[Extracted data entries]
----------------------------------------
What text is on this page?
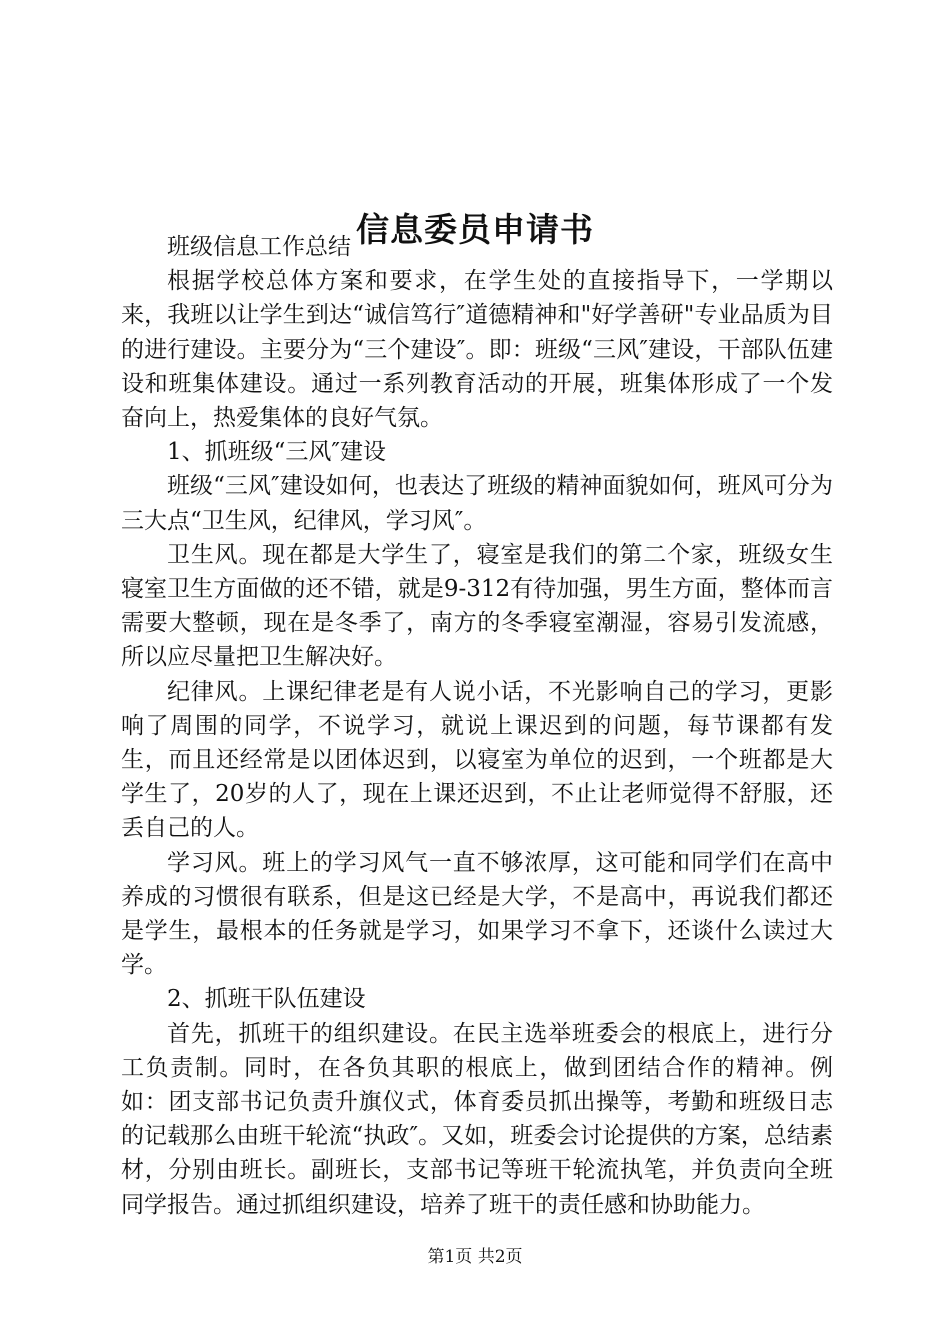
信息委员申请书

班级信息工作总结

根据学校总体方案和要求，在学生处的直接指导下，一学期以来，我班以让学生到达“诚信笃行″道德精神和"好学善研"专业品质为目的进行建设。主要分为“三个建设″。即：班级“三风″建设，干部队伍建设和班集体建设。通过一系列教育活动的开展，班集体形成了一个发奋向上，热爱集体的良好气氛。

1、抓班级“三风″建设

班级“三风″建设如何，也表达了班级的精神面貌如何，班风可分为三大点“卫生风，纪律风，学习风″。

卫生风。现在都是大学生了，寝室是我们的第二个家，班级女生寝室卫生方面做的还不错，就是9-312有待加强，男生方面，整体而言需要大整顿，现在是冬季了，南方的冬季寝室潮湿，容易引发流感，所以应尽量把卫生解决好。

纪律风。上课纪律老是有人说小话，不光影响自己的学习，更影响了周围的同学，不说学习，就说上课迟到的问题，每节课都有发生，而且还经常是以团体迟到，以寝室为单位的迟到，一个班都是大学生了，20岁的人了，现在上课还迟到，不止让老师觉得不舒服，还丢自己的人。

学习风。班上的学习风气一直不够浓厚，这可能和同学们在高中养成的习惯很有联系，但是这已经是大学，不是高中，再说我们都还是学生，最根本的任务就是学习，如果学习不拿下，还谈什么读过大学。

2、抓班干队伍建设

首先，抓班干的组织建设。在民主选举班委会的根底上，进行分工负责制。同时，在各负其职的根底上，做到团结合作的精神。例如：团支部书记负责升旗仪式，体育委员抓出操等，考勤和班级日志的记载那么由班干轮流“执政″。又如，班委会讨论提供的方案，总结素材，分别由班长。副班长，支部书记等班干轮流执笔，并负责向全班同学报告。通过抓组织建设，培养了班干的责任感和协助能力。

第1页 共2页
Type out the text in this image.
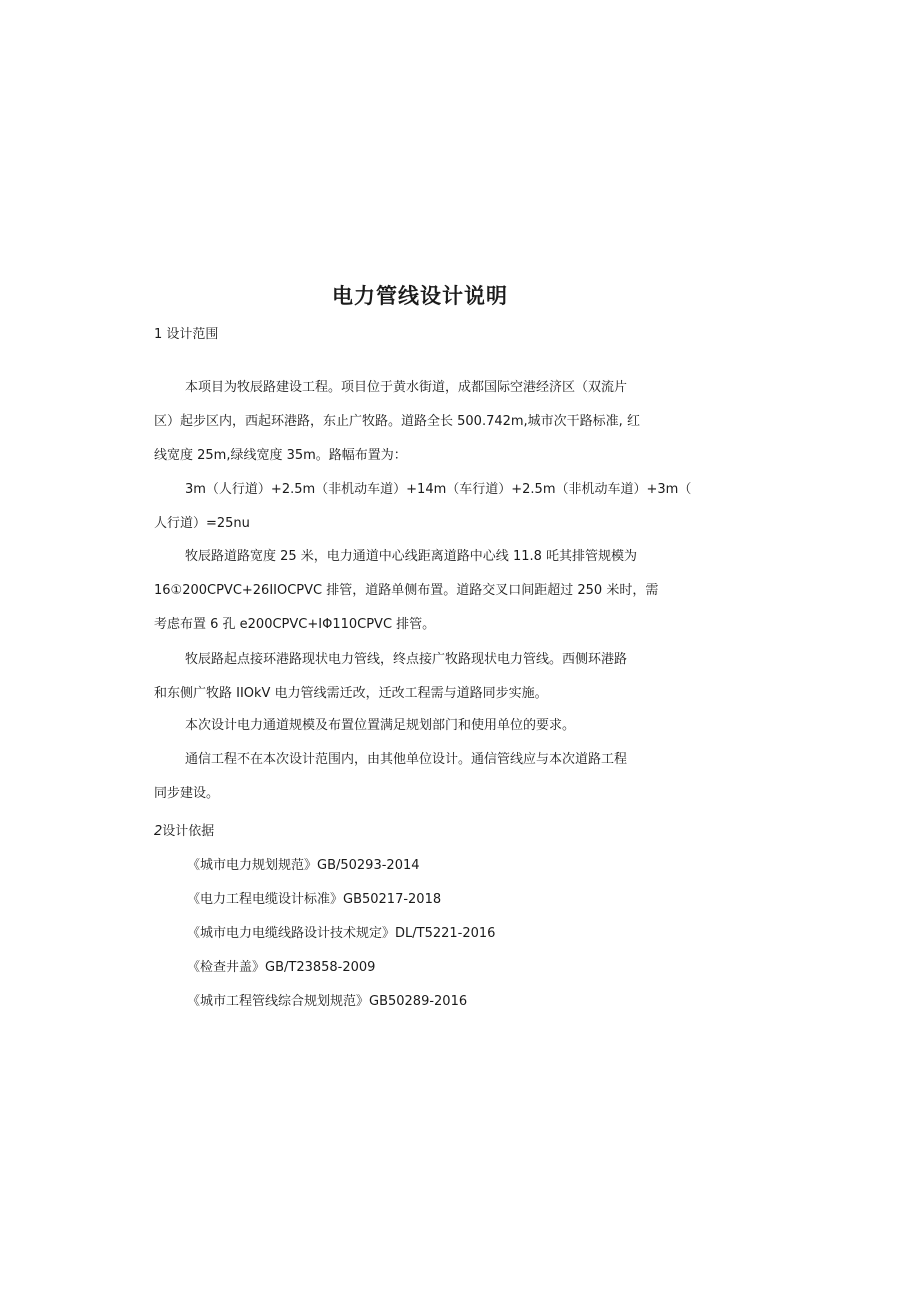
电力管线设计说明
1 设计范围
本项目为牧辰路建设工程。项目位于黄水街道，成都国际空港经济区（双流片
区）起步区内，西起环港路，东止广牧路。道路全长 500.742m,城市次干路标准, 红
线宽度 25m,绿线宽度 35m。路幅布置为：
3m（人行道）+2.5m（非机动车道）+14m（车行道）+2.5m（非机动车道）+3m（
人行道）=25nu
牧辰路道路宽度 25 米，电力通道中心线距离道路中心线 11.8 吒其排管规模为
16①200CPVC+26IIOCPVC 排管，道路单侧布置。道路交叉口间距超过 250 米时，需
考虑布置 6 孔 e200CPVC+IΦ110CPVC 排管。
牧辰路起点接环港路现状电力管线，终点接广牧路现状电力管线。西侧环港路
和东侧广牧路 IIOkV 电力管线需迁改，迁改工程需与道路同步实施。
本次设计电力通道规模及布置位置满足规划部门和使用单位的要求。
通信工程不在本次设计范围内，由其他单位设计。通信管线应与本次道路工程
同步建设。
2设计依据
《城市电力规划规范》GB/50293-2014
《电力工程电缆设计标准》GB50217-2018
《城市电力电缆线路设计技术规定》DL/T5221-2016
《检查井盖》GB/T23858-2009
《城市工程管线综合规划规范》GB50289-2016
----------------------------------------
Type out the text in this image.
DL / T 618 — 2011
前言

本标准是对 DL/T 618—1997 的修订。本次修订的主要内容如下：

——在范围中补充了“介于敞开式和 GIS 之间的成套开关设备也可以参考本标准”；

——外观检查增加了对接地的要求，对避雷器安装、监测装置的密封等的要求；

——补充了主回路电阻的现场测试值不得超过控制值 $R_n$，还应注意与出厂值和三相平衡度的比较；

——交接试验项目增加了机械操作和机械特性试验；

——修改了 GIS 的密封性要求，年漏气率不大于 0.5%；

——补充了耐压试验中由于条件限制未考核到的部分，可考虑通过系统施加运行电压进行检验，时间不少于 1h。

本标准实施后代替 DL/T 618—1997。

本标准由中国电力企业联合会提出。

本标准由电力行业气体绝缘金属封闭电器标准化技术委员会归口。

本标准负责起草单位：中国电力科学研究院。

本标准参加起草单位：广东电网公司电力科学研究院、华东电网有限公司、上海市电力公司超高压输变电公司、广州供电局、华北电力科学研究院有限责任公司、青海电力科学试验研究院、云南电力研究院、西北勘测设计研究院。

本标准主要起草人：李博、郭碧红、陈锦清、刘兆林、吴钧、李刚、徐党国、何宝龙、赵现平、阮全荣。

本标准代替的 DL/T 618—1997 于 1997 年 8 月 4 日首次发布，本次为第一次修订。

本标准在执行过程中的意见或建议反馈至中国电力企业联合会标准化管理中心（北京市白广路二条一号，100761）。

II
----------------------------------------
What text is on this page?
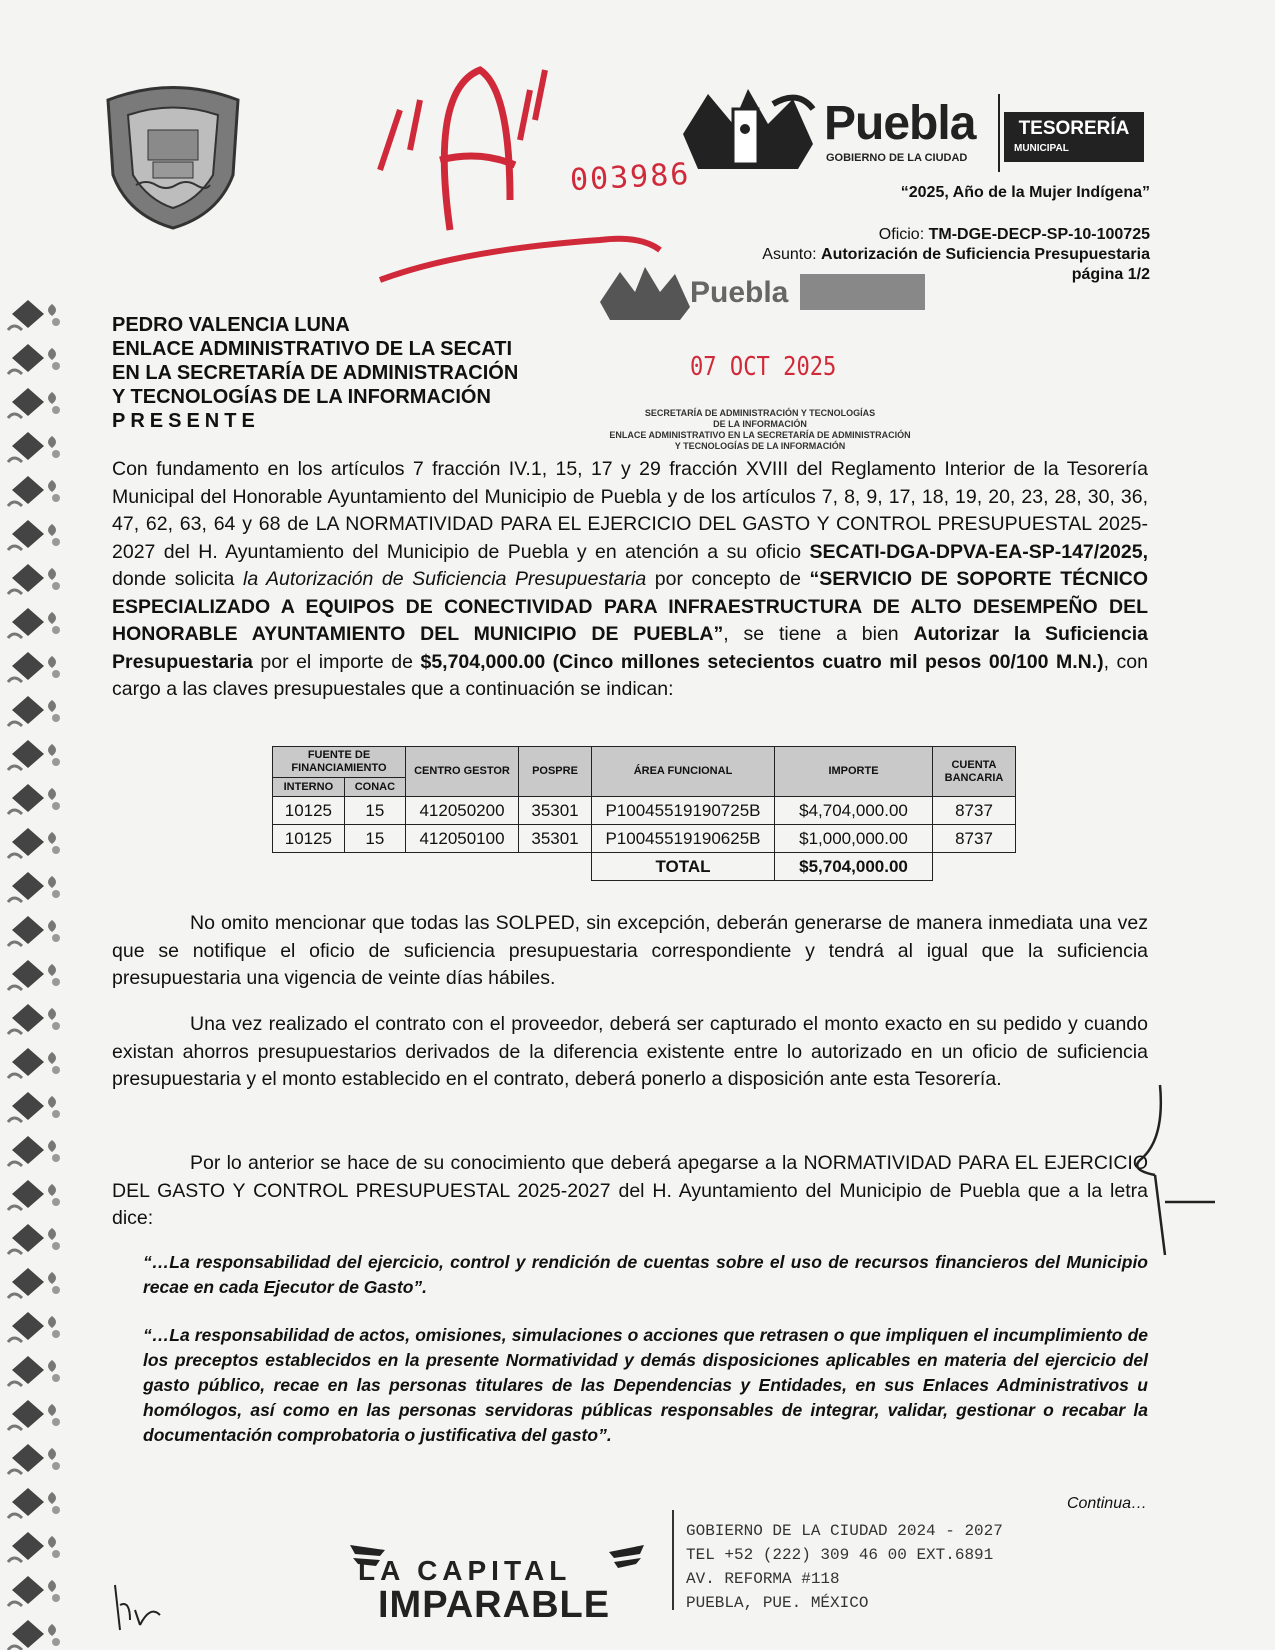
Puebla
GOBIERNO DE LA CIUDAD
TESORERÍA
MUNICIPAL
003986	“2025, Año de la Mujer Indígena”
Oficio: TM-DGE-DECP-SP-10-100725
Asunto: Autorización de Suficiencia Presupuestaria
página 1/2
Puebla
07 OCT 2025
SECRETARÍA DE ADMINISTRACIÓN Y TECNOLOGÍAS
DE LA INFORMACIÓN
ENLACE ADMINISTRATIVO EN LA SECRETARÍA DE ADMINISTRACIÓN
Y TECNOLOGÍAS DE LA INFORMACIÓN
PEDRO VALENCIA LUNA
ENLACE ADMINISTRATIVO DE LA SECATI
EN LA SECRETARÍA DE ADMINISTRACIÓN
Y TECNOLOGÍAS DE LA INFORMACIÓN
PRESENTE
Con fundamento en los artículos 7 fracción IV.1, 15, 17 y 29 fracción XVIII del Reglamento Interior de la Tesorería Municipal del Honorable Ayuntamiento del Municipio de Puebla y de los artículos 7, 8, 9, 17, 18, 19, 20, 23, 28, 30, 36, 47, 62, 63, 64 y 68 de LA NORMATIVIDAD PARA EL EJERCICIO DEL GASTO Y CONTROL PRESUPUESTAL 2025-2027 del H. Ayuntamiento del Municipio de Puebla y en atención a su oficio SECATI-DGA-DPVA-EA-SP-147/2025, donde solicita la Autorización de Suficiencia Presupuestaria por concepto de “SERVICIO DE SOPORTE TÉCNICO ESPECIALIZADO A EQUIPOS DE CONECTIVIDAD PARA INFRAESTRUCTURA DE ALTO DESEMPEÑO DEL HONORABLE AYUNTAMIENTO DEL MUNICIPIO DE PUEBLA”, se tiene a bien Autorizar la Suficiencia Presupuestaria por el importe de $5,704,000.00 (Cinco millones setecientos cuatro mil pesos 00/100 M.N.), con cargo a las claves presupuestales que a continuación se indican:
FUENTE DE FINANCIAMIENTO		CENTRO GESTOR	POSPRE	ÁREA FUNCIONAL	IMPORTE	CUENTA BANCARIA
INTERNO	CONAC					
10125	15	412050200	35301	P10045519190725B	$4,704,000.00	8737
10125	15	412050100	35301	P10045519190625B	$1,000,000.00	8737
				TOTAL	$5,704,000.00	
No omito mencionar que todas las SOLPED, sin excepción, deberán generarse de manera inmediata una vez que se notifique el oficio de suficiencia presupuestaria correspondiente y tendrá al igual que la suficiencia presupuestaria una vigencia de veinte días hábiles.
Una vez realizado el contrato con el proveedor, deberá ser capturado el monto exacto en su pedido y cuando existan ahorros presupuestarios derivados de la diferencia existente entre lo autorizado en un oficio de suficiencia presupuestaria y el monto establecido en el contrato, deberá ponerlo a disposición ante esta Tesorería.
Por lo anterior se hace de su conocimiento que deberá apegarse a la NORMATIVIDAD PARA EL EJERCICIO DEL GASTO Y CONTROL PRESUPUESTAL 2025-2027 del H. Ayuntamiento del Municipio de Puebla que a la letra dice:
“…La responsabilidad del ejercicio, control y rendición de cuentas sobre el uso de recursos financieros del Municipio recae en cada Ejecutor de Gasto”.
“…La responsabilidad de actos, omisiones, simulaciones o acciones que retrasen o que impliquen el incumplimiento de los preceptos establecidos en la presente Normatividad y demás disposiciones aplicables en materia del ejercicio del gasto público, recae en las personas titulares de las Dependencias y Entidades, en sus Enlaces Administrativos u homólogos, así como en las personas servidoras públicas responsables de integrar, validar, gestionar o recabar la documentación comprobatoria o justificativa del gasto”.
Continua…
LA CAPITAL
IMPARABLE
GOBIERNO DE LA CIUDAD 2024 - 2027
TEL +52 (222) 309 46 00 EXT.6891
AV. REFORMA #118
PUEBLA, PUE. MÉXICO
----------------------------------------
Above are entries; state the number of lines among them that contain "responsabilidad", and nothing else.

2